Exercise requirements: Please write out every one of the rows below word for word, leaving the pictures out of your answer.

Extracted records
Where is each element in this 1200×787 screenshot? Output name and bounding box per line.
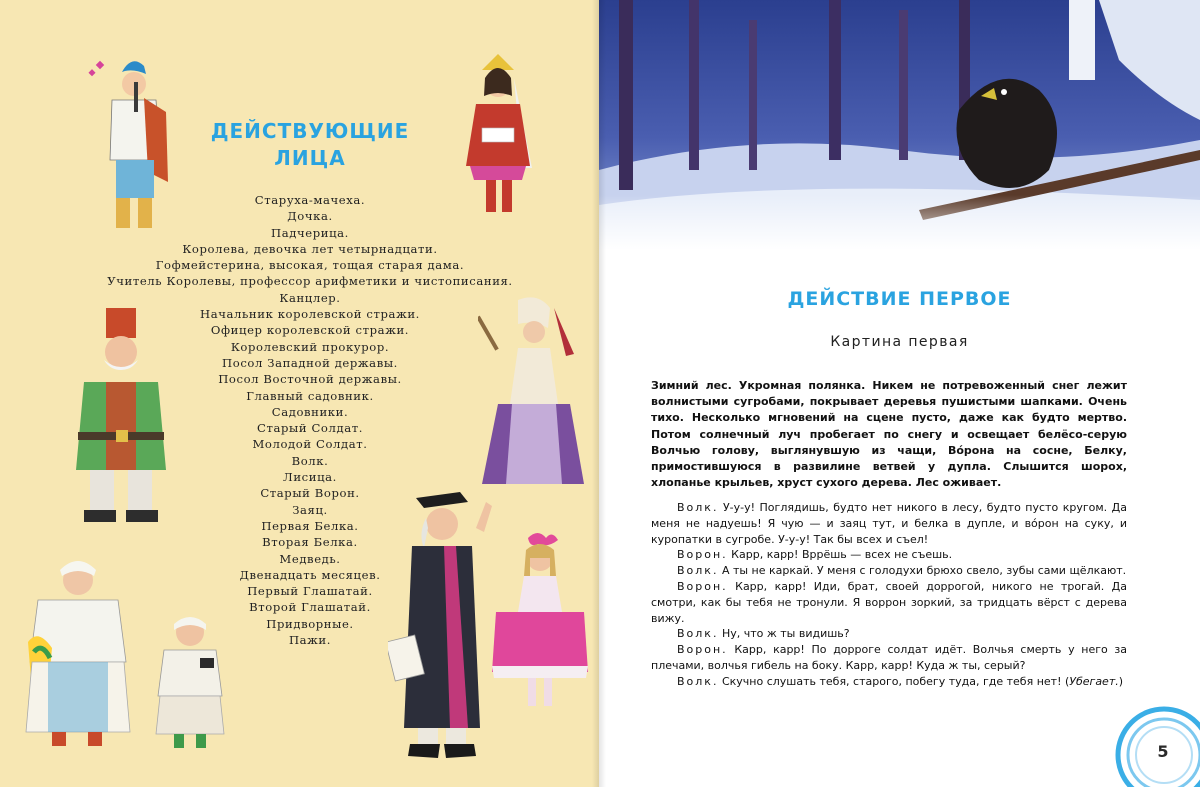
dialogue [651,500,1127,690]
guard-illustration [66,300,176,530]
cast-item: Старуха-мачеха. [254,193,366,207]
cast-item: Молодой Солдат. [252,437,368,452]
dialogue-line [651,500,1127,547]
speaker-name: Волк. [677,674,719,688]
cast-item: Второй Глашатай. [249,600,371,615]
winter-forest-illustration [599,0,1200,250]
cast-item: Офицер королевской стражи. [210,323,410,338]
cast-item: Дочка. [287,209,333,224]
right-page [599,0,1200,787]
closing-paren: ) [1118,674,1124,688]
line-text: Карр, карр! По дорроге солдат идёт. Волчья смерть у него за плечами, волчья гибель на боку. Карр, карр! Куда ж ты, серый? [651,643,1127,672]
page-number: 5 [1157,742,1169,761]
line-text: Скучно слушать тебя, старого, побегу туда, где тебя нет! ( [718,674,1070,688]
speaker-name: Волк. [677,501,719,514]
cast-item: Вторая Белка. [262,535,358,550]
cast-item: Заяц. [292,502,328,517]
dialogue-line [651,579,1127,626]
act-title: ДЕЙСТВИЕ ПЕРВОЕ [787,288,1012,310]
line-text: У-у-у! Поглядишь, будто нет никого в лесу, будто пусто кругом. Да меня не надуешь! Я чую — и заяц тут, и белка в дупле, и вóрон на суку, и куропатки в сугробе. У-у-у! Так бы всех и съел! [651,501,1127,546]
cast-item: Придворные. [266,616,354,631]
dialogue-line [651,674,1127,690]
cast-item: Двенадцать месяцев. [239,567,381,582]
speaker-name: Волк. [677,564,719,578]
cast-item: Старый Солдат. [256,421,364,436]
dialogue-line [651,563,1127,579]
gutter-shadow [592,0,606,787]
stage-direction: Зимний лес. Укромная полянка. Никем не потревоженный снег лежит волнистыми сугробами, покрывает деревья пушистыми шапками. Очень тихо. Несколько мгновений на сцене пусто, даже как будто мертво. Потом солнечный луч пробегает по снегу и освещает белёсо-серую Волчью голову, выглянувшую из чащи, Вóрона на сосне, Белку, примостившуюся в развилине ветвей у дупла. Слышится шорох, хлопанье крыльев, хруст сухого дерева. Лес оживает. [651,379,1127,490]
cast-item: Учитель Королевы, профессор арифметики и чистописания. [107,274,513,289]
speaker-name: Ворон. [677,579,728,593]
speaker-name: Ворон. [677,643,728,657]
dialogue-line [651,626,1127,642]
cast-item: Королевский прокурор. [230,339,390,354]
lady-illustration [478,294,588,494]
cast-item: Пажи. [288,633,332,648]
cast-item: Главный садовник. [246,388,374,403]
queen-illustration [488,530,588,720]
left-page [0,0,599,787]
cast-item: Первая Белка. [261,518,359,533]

Final answer:
Where is each element in this 1200×787 screenshot? Output name and bounding box per line.
dialogue [651,500,1127,690]
guard-illustration [66,300,176,530]
cast-item: Старуха-мачеха. [254,193,366,207]
cast-item: Молодой Солдат. [252,437,368,452]
dialogue-line [651,500,1127,547]
speaker-name: Волк. [677,674,719,688]
cast-item: Второй Глашатай. [249,600,371,615]
winter-forest-illustration [599,0,1200,250]
cast-item: Офицер королевской стражи. [210,323,410,338]
cast-item: Дочка. [287,209,333,224]
right-page [599,0,1200,787]
closing-paren: ) [1118,674,1124,688]
line-text: Карр, карр! По дорроге солдат идёт. Волчья смерть у него за плечами, волчья гибель на боку. Карр, карр! Куда ж ты, серый? [651,643,1127,672]
page-number: 5 [1157,742,1169,761]
line-text: Скучно слушать тебя, старого, побегу туда, где тебя нет! ( [718,674,1070,688]
speaker-name: Волк. [677,501,719,514]
cast-item: Вторая Белка. [262,535,358,550]
cast-item: Заяц. [292,502,328,517]
dialogue-line [651,579,1127,626]
act-title: ДЕЙСТВИЕ ПЕРВОЕ [787,288,1012,310]
line-text: У-у-у! Поглядишь, будто нет никого в лесу, будто пусто кругом. Да меня не надуешь! Я чую — и заяц тут, и белка в дупле, и вóрон на суку, и куропатки в сугробе. У-у-у! Так бы всех и съел! [651,501,1127,546]
cast-item: Придворные. [266,616,354,631]
dialogue-line [651,674,1127,690]
cast-item: Двенадцать месяцев. [239,567,381,582]
speaker-name: Волк. [677,564,719,578]
cast-item: Старый Солдат. [256,421,364,436]
dialogue-line [651,563,1127,579]
gutter-shadow [592,0,606,787]
stage-direction: Зимний лес. Укромная полянка. Никем не потревоженный снег лежит волнистыми сугробами, покрывает деревья пушистыми шапками. Очень тихо. Несколько мгновений на сцене пусто, даже как будто мертво. Потом солнечный луч пробегает по снегу и освещает белёсо-серую Волчью голову, выглянувшую из чащи, Вóрона на сосне, Белку, примостившуюся в развилине ветвей у дупла. Слышится шорох, хлопанье крыльев, хруст сухого дерева. Лес оживает. [651,379,1127,490]
cast-item: Учитель Королевы, профессор арифметики и чистописания. [107,274,513,289]
speaker-name: Ворон. [677,579,728,593]
speaker-name: Ворон. [677,643,728,657]
dialogue-line [651,626,1127,642]
cast-item: Королевский прокурор. [230,339,390,354]
lady-illustration [478,294,588,494]
cast-item: Пажи. [288,633,332,648]
cast-item: Главный садовник. [246,388,374,403]
queen-illustration [488,530,588,720]
left-page [0,0,599,787]
cast-item: Первая Белка. [261,518,359,533]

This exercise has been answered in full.